* _Your goal_: In the records that follow, find each line with the word "South" and copy it.

* _Data records_:
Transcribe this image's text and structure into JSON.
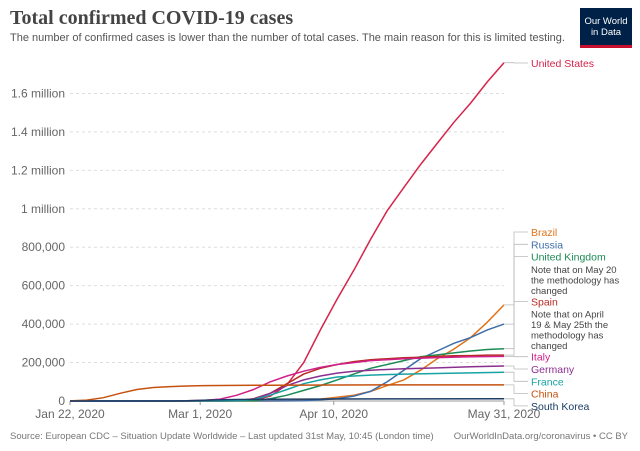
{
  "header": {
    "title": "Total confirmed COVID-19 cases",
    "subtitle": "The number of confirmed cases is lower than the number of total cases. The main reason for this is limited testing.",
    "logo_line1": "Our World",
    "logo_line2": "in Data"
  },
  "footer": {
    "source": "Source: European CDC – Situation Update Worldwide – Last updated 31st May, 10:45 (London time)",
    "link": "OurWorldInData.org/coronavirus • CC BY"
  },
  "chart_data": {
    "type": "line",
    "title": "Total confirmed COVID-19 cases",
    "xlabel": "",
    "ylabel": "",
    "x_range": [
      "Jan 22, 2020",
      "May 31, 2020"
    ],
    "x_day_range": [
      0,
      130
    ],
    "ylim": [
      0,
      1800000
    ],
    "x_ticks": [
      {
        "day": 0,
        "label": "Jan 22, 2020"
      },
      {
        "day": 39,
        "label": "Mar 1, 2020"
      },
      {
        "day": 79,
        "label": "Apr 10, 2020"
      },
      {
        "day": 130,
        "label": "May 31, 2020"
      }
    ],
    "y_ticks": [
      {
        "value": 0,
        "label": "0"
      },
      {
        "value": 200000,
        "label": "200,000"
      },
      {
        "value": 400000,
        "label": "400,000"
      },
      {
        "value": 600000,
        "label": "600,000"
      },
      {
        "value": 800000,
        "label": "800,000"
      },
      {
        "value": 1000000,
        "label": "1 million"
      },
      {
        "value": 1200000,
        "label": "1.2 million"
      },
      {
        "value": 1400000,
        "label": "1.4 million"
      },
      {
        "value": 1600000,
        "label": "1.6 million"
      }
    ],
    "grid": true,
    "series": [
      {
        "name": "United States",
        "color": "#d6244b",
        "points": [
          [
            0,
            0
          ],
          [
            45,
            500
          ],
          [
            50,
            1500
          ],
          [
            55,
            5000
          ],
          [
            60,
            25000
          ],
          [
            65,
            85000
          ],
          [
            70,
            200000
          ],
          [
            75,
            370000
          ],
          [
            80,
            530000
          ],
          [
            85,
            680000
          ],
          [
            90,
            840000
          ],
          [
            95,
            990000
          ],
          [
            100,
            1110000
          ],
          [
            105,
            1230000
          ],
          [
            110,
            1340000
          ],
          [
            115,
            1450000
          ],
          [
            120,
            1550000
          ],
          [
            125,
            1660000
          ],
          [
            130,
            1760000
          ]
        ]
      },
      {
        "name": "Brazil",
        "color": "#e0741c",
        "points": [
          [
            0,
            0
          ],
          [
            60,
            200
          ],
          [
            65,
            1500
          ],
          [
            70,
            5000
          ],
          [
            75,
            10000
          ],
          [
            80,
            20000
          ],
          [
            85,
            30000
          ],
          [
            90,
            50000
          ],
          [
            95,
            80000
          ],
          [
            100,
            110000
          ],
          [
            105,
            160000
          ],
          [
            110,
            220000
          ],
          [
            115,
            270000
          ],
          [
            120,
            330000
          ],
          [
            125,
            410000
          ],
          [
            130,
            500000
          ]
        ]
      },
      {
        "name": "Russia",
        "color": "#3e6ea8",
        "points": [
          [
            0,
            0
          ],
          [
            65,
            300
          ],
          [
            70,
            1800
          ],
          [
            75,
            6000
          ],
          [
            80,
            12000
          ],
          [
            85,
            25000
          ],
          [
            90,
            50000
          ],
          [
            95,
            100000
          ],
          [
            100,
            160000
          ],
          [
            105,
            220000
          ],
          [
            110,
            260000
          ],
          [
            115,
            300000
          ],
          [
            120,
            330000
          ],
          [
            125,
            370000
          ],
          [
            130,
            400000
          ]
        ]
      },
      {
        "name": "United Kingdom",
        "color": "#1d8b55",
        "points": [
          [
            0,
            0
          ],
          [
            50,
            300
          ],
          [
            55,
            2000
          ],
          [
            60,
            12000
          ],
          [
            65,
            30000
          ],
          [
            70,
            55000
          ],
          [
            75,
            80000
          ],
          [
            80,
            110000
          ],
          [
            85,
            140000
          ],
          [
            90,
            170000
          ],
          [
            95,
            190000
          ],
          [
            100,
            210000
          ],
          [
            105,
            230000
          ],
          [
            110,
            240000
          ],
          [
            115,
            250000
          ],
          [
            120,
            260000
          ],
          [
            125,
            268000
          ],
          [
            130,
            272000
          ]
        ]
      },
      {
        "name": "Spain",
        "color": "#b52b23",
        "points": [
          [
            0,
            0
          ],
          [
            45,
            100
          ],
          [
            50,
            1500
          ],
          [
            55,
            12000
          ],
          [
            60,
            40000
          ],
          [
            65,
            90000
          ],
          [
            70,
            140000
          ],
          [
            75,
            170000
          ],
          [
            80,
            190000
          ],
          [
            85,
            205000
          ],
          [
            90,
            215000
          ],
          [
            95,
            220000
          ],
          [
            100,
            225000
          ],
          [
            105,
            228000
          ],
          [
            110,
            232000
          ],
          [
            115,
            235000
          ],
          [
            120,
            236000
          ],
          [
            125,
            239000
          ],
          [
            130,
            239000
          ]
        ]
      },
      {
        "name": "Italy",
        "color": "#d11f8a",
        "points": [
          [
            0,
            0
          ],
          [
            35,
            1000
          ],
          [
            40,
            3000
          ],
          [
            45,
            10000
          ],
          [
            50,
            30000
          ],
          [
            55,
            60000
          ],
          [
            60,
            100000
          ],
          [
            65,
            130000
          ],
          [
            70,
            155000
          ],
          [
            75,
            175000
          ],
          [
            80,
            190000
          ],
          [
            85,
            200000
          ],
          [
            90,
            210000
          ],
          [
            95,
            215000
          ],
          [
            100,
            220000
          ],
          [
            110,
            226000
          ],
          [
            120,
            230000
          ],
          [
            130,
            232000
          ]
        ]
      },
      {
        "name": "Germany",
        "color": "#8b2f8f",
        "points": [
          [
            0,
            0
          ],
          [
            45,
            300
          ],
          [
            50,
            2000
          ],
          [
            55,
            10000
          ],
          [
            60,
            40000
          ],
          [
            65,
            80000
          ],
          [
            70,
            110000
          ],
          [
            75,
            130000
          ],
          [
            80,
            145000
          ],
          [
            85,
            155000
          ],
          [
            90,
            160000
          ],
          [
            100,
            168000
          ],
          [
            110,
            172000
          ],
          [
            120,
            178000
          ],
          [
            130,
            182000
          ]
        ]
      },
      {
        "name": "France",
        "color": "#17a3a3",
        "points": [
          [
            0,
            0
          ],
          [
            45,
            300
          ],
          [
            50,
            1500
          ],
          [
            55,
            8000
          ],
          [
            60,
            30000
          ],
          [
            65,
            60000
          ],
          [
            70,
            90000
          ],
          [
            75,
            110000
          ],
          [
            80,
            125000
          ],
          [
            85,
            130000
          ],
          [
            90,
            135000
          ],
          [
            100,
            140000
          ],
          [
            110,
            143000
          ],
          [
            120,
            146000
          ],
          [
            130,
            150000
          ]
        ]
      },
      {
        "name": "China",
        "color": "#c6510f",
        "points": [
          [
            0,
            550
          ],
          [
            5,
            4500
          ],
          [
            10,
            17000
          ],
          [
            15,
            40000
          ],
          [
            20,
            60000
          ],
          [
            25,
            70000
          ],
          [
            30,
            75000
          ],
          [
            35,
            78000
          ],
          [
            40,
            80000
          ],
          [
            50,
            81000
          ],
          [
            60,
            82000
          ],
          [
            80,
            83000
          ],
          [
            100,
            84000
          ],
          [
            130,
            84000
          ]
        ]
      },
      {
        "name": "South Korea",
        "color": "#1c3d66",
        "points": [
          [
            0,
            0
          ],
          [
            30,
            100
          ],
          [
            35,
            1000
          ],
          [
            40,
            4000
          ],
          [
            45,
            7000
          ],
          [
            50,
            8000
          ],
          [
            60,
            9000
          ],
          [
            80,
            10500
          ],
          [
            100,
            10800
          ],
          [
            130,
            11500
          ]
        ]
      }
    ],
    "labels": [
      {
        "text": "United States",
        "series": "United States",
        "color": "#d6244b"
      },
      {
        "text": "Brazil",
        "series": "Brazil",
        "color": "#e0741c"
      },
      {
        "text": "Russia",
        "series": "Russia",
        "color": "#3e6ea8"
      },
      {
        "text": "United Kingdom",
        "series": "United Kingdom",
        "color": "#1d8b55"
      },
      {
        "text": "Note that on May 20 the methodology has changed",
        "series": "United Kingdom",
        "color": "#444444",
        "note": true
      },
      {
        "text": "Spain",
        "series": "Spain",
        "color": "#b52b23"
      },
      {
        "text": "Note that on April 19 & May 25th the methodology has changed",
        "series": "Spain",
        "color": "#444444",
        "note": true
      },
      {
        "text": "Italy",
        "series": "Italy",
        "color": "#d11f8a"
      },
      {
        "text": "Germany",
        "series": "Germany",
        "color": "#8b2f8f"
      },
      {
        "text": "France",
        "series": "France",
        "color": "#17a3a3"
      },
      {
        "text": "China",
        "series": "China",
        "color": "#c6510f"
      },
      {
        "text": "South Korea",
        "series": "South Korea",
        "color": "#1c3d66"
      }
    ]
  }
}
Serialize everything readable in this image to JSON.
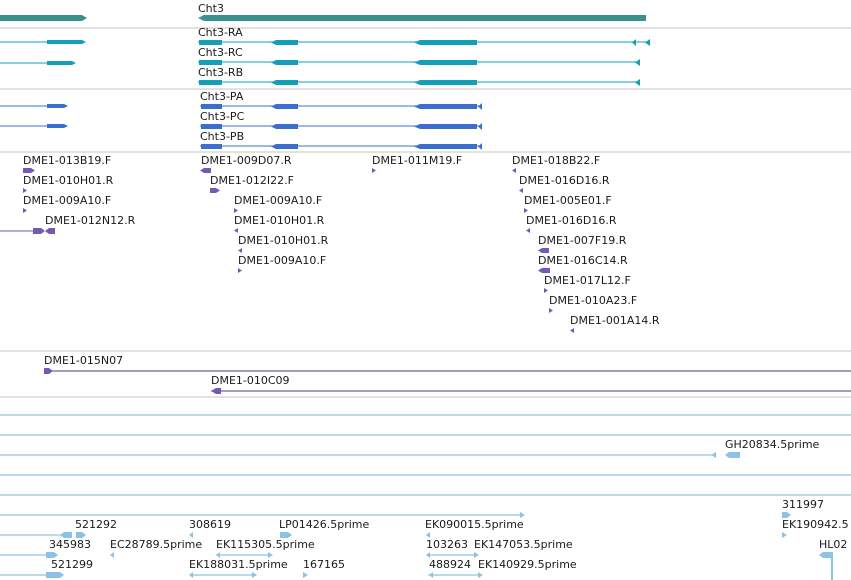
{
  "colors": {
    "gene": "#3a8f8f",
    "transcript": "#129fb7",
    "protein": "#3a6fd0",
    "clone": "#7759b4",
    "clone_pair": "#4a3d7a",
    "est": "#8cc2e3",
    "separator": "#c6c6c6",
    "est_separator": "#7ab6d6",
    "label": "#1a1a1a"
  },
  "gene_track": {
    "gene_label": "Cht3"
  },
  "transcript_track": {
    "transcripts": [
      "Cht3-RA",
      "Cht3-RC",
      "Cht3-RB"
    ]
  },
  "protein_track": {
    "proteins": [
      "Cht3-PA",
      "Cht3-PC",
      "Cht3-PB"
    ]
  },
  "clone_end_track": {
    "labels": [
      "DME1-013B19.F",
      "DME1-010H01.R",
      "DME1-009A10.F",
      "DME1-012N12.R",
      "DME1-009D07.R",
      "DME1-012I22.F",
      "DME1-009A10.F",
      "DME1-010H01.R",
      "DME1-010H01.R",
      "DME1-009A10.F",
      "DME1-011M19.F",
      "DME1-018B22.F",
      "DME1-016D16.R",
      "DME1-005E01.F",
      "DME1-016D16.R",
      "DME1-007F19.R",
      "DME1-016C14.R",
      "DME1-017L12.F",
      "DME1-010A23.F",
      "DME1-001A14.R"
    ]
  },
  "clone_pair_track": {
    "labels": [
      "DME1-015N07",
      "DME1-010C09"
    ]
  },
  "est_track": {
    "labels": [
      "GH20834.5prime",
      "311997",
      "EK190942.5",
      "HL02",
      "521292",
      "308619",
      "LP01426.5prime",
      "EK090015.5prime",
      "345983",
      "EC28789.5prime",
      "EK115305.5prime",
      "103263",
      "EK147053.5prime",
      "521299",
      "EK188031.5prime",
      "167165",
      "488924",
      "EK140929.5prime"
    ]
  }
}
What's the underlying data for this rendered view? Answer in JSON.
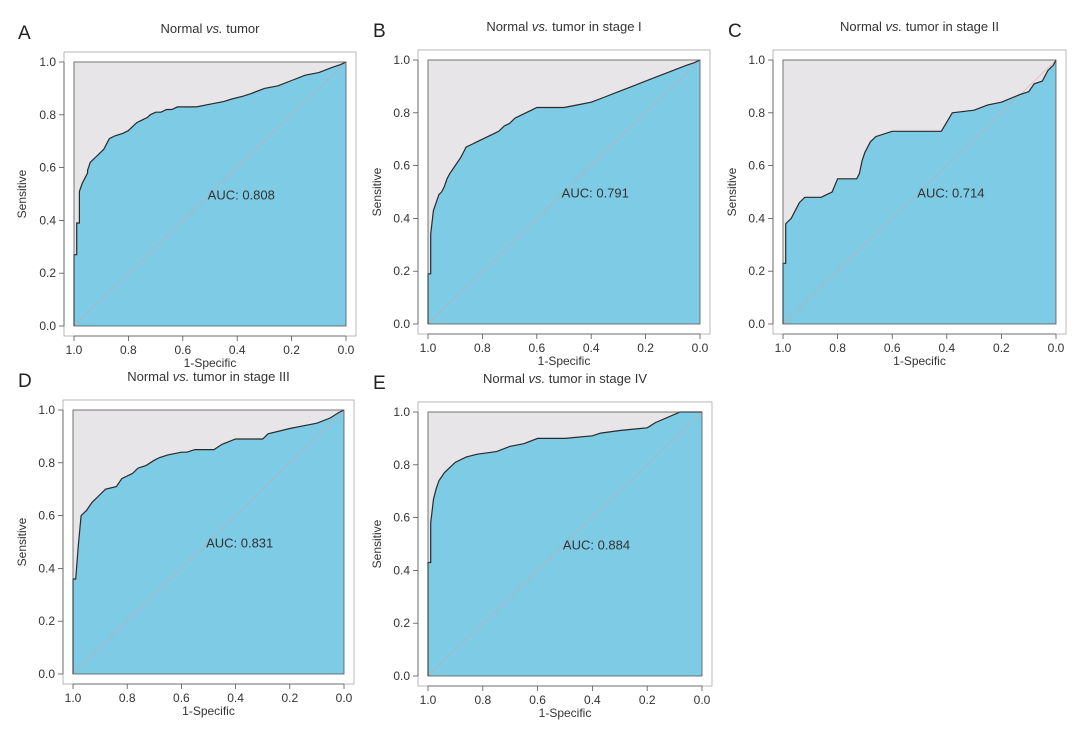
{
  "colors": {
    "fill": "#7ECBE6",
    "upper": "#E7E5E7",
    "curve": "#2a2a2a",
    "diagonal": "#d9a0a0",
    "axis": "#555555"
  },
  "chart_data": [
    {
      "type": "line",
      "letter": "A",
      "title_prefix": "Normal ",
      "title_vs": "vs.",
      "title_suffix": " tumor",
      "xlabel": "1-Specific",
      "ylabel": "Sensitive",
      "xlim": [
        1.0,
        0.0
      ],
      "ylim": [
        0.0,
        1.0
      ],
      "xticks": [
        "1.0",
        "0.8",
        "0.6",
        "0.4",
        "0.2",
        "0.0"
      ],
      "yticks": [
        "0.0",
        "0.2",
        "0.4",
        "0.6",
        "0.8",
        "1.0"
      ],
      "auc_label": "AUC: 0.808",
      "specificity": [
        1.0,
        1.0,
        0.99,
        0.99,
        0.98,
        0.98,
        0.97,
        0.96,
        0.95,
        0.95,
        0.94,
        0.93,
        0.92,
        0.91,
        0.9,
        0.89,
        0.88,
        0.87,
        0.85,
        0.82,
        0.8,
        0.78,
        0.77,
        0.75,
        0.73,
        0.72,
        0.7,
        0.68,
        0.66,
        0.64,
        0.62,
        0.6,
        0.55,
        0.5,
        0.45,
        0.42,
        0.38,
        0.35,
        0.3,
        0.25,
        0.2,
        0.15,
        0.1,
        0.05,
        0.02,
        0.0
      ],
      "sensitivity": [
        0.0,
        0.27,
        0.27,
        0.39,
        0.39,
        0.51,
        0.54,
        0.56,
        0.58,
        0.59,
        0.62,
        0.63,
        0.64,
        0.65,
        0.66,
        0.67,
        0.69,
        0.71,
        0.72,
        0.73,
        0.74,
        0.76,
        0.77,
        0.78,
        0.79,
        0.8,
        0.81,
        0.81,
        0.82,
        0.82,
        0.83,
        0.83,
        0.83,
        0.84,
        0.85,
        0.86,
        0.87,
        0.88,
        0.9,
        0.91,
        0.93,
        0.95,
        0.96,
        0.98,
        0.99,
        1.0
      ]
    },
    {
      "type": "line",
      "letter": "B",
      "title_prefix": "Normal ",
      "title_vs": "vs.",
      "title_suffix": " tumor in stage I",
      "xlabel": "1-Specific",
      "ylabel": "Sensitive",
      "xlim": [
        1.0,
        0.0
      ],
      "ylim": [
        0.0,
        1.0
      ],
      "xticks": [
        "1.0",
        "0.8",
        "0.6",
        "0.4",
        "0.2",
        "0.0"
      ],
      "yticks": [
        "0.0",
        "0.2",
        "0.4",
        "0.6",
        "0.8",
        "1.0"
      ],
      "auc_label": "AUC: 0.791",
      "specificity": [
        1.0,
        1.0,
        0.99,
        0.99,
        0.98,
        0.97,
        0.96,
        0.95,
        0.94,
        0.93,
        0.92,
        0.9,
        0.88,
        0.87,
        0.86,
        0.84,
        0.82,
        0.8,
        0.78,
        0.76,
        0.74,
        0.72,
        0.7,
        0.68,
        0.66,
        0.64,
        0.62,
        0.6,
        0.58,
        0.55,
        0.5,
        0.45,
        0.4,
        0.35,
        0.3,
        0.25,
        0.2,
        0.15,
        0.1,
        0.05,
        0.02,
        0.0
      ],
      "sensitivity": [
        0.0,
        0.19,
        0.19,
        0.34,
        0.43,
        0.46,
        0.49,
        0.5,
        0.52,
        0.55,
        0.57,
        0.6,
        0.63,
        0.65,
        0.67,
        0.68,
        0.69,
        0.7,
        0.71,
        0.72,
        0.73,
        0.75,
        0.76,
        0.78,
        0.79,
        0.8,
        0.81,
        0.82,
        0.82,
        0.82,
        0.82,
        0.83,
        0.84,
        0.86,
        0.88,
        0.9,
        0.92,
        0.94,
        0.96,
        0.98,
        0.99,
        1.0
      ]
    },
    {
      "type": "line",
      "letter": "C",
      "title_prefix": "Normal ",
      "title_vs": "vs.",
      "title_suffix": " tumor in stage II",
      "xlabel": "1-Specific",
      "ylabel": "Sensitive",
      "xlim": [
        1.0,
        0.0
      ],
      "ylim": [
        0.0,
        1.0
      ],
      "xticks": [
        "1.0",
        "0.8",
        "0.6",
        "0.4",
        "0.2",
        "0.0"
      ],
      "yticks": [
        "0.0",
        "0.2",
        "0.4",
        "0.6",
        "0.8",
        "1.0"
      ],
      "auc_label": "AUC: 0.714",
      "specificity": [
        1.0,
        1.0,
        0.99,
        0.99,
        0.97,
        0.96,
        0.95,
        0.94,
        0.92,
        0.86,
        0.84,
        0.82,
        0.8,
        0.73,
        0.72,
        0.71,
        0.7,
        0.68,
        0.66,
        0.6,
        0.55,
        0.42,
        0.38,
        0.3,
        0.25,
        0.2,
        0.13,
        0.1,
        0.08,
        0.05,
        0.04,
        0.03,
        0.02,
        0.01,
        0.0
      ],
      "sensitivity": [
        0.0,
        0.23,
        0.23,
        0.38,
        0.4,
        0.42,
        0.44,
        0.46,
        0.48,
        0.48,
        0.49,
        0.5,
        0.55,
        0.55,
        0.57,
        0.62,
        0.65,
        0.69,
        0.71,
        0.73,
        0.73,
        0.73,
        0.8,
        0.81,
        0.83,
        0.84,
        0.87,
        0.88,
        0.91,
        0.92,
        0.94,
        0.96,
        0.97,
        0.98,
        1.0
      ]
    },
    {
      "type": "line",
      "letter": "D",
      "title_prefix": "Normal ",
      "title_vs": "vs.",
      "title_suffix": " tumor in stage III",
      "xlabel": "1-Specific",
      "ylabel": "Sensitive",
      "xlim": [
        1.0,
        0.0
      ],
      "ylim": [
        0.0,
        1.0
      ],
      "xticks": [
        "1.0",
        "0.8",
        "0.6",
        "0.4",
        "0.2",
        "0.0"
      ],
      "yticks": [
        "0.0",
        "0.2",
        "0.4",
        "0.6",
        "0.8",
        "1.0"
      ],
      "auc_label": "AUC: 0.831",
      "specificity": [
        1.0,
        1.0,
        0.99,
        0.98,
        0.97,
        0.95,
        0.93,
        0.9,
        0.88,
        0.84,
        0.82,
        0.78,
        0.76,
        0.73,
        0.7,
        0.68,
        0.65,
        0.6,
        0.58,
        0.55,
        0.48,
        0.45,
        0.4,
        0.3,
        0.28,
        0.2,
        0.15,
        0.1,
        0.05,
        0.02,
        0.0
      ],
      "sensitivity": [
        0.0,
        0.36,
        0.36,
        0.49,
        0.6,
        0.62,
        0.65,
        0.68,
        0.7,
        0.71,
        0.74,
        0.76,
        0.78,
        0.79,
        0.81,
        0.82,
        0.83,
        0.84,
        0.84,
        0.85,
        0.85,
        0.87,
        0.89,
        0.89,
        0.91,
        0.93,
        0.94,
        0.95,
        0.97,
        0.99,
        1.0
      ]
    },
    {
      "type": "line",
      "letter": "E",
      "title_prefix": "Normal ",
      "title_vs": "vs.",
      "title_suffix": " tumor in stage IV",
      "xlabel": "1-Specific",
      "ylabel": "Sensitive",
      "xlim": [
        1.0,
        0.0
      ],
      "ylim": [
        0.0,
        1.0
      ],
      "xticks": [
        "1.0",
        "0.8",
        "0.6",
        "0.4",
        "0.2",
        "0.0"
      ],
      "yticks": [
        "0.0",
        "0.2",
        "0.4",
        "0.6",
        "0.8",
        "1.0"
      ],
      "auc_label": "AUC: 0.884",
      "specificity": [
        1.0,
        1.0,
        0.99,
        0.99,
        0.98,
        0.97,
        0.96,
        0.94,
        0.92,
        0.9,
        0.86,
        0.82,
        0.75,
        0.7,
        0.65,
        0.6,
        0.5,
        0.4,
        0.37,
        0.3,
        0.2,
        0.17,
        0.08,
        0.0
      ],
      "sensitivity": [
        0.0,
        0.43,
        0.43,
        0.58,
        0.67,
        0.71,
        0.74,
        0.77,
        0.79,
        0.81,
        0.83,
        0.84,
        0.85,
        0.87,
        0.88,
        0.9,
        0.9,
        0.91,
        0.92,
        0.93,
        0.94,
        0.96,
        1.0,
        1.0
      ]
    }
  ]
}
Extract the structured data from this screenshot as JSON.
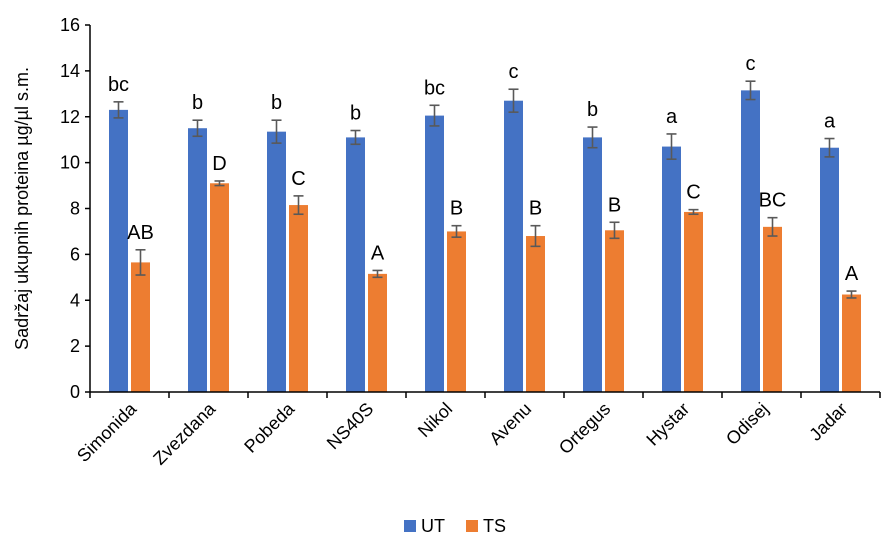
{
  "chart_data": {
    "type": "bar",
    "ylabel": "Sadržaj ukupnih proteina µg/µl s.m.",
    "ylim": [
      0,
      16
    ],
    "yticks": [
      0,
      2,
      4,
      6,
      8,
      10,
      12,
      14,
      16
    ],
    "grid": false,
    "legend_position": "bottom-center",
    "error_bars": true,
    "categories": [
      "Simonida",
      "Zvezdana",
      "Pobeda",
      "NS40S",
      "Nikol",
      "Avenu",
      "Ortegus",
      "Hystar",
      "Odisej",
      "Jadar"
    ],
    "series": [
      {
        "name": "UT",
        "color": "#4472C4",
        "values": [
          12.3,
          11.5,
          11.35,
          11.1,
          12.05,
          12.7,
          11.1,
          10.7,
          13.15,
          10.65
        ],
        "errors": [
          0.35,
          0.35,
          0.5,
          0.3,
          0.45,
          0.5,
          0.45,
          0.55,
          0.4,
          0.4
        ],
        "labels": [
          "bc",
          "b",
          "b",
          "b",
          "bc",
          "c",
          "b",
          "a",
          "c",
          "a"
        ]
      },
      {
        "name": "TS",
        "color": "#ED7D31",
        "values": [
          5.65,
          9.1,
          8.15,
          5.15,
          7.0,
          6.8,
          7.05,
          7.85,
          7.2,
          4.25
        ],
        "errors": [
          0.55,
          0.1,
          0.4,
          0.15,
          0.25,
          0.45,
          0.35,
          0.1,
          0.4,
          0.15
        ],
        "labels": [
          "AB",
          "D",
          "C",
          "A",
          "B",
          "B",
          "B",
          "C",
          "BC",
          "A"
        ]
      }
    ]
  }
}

* _Task response_:
        "name": "South Korea",
        "text": "South Korea",
        "series": "South Korea",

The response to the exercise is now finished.